▶ WHAT THIS TASK INVOLVES:
Using the data below, repeat all of it precisely.
# # # # #
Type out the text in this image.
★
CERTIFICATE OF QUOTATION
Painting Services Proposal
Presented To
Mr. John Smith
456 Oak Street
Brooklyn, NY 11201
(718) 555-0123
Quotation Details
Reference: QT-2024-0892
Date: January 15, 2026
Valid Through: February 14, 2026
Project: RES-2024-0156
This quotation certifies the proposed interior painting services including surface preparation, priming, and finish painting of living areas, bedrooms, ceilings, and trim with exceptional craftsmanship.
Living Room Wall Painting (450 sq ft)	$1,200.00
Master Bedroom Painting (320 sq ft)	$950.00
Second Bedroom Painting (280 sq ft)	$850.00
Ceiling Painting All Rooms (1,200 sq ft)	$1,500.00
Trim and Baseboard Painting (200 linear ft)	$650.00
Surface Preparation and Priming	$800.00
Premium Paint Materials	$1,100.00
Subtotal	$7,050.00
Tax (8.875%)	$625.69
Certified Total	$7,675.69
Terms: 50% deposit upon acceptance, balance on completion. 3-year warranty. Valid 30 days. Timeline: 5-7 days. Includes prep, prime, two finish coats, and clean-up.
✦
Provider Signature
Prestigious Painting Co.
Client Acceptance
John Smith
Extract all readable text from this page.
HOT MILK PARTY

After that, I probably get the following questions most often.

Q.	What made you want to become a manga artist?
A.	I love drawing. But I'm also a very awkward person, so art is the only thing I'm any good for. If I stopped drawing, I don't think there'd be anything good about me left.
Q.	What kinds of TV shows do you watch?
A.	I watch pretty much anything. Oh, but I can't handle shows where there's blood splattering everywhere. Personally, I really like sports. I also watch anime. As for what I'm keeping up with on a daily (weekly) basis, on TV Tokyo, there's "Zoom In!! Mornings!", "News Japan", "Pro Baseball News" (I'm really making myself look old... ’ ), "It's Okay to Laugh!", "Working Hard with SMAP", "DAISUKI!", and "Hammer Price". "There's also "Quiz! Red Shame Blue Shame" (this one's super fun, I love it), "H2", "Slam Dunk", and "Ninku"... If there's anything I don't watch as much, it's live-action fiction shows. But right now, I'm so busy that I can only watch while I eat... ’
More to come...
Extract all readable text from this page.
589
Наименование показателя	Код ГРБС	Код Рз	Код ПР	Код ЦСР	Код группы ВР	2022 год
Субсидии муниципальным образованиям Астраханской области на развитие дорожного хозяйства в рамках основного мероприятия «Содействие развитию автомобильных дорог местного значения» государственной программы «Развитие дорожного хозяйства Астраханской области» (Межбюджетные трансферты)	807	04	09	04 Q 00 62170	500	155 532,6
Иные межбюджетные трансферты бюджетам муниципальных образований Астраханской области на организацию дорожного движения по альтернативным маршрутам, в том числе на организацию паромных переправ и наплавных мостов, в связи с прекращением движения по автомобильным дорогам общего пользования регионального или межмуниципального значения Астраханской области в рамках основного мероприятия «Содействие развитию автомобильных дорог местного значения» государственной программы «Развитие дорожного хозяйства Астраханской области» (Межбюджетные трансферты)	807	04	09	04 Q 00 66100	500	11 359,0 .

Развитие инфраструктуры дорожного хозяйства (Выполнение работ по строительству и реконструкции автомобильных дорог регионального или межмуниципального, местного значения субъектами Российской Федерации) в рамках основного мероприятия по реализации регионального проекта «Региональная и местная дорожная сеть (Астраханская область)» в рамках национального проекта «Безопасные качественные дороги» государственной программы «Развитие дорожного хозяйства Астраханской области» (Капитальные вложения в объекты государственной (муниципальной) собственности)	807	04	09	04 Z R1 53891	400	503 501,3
# # # # #
▶ RESULT:
Type out the text in this image.
★
CERTIFICATE OF QUOTATION
Painting Services Proposal
Presented To
Mr. John Smith
456 Oak Street
Brooklyn, NY 11201
(718) 555-0123
Quotation Details
Reference: QT-2024-0892
Date: January 15, 2026
Valid Through: February 14, 2026
Project: RES-2024-0156
This quotation certifies the proposed interior painting services including surface preparation, priming, and finish painting of living areas, bedrooms, ceilings, and trim with exceptional craftsmanship.
Living Room Wall Painting (450 sq ft)	$1,200.00
Master Bedroom Painting (320 sq ft)	$950.00
Second Bedroom Painting (280 sq ft)	$850.00
Ceiling Painting All Rooms (1,200 sq ft)	$1,500.00
Trim and Baseboard Painting (200 linear ft)	$650.00
Surface Preparation and Priming	$800.00
Premium Paint Materials	$1,100.00
Subtotal	$7,050.00
Tax (8.875%)	$625.69
Certified Total	$7,675.69
Terms: 50% deposit upon acceptance, balance on completion. 3-year warranty. Valid 30 days. Timeline: 5-7 days. Includes prep, prime, two finish coats, and clean-up.
✦
Provider Signature
Prestigious Painting Co.
Client Acceptance
John Smith
Extract all readable text from this page.
HOT MILK PARTY

After that, I probably get the following questions most often.

Q.	What made you want to become a manga artist?
A.	I love drawing. But I'm also a very awkward person, so art is the only thing I'm any good for. If I stopped drawing, I don't think there'd be anything good about me left.
Q.	What kinds of TV shows do you watch?
A.	I watch pretty much anything. Oh, but I can't handle shows where there's blood splattering everywhere. Personally, I really like sports. I also watch anime. As for what I'm keeping up with on a daily (weekly) basis, on TV Tokyo, there's "Zoom In!! Mornings!", "News Japan", "Pro Baseball News" (I'm really making myself look old... ’ ), "It's Okay to Laugh!", "Working Hard with SMAP", "DAISUKI!", and "Hammer Price". "There's also "Quiz! Red Shame Blue Shame" (this one's super fun, I love it), "H2", "Slam Dunk", and "Ninku"... If there's anything I don't watch as much, it's live-action fiction shows. But right now, I'm so busy that I can only watch while I eat... ’
More to come...
Extract all readable text from this page.
589
Наименование показателя	Код ГРБС	Код Рз	Код ПР	Код ЦСР	Код группы ВР	2022 год
Субсидии муниципальным образованиям Астраханской области на развитие дорожного хозяйства в рамках основного мероприятия «Содействие развитию автомобильных дорог местного значения» государственной программы «Развитие дорожного хозяйства Астраханской области» (Межбюджетные трансферты)	807	04	09	04 Q 00 62170	500	155 532,6
Иные межбюджетные трансферты бюджетам муниципальных образований Астраханской области на организацию дорожного движения по альтернативным маршрутам, в том числе на организацию паромных переправ и наплавных мостов, в связи с прекращением движения по автомобильным дорогам общего пользования регионального или межмуниципального значения Астраханской области в рамках основного мероприятия «Содействие развитию автомобильных дорог местного значения» государственной программы «Развитие дорожного хозяйства Астраханской области» (Межбюджетные трансферты)	807	04	09	04 Q 00 66100	500	11 359,0 .

Развитие инфраструктуры дорожного хозяйства (Выполнение работ по строительству и реконструкции автомобильных дорог регионального или межмуниципального, местного значения субъектами Российской Федерации) в рамках основного мероприятия по реализации регионального проекта «Региональная и местная дорожная сеть (Астраханская область)» в рамках национального проекта «Безопасные качественные дороги» государственной программы «Развитие дорожного хозяйства Астраханской области» (Капитальные вложения в объекты государственной (муниципальной) собственности)	807	04	09	04 Z R1 53891	400	503 501,3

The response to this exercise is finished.